#### THE INPUT ####

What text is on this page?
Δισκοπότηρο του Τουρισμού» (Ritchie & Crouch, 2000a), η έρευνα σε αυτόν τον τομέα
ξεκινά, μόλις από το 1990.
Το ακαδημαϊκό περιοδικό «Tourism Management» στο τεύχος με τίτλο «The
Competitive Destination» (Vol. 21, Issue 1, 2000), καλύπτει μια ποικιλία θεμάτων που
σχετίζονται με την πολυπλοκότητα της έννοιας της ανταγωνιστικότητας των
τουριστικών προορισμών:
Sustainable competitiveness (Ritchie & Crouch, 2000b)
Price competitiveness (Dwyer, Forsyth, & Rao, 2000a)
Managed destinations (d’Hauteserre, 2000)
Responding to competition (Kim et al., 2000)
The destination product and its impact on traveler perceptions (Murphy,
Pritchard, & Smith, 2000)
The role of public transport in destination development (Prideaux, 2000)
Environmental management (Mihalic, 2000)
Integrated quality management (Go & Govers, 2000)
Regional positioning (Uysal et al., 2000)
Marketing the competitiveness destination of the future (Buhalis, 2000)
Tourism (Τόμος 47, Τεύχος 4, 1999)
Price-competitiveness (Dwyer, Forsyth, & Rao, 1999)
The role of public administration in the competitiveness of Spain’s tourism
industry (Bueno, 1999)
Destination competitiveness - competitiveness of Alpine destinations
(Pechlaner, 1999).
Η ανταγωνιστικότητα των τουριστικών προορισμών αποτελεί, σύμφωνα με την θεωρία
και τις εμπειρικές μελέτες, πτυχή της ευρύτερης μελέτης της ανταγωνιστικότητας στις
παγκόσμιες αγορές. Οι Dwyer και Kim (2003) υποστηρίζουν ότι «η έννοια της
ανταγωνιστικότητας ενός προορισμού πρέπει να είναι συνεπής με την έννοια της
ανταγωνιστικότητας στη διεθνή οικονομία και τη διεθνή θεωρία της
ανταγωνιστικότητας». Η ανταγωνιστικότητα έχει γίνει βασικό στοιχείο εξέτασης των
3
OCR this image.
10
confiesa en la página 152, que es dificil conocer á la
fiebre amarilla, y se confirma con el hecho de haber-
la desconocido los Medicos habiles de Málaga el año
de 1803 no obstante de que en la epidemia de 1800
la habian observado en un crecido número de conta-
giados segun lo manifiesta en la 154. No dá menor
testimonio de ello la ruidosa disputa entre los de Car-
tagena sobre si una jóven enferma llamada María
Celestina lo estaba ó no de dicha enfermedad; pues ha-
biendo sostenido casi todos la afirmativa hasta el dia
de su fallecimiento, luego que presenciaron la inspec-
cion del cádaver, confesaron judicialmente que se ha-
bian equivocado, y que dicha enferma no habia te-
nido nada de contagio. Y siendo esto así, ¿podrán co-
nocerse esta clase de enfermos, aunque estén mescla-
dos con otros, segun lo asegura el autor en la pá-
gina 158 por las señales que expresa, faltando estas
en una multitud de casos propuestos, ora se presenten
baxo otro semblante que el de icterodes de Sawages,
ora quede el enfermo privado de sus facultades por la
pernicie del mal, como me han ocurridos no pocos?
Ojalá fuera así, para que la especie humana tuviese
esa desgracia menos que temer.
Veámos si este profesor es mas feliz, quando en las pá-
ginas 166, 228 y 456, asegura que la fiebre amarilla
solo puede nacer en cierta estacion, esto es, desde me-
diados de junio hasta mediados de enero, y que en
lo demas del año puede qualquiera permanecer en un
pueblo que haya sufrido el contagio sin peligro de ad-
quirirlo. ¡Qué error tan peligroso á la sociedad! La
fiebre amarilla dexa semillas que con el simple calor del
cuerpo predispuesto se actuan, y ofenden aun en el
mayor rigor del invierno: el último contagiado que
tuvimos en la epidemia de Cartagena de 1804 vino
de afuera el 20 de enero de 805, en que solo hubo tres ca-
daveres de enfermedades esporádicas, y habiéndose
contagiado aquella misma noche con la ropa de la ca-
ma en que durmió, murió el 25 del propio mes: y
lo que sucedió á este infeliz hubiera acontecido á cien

####

> _GIVEN TASK_:
Which lines include the word "asegura"? Copy every one of them.

> _OUTPUT FOR THIS TASK_:
dos con otros, segun lo asegura el autor en la pá-
ginas 166, 228 y 456, asegura que la fiebre amarilla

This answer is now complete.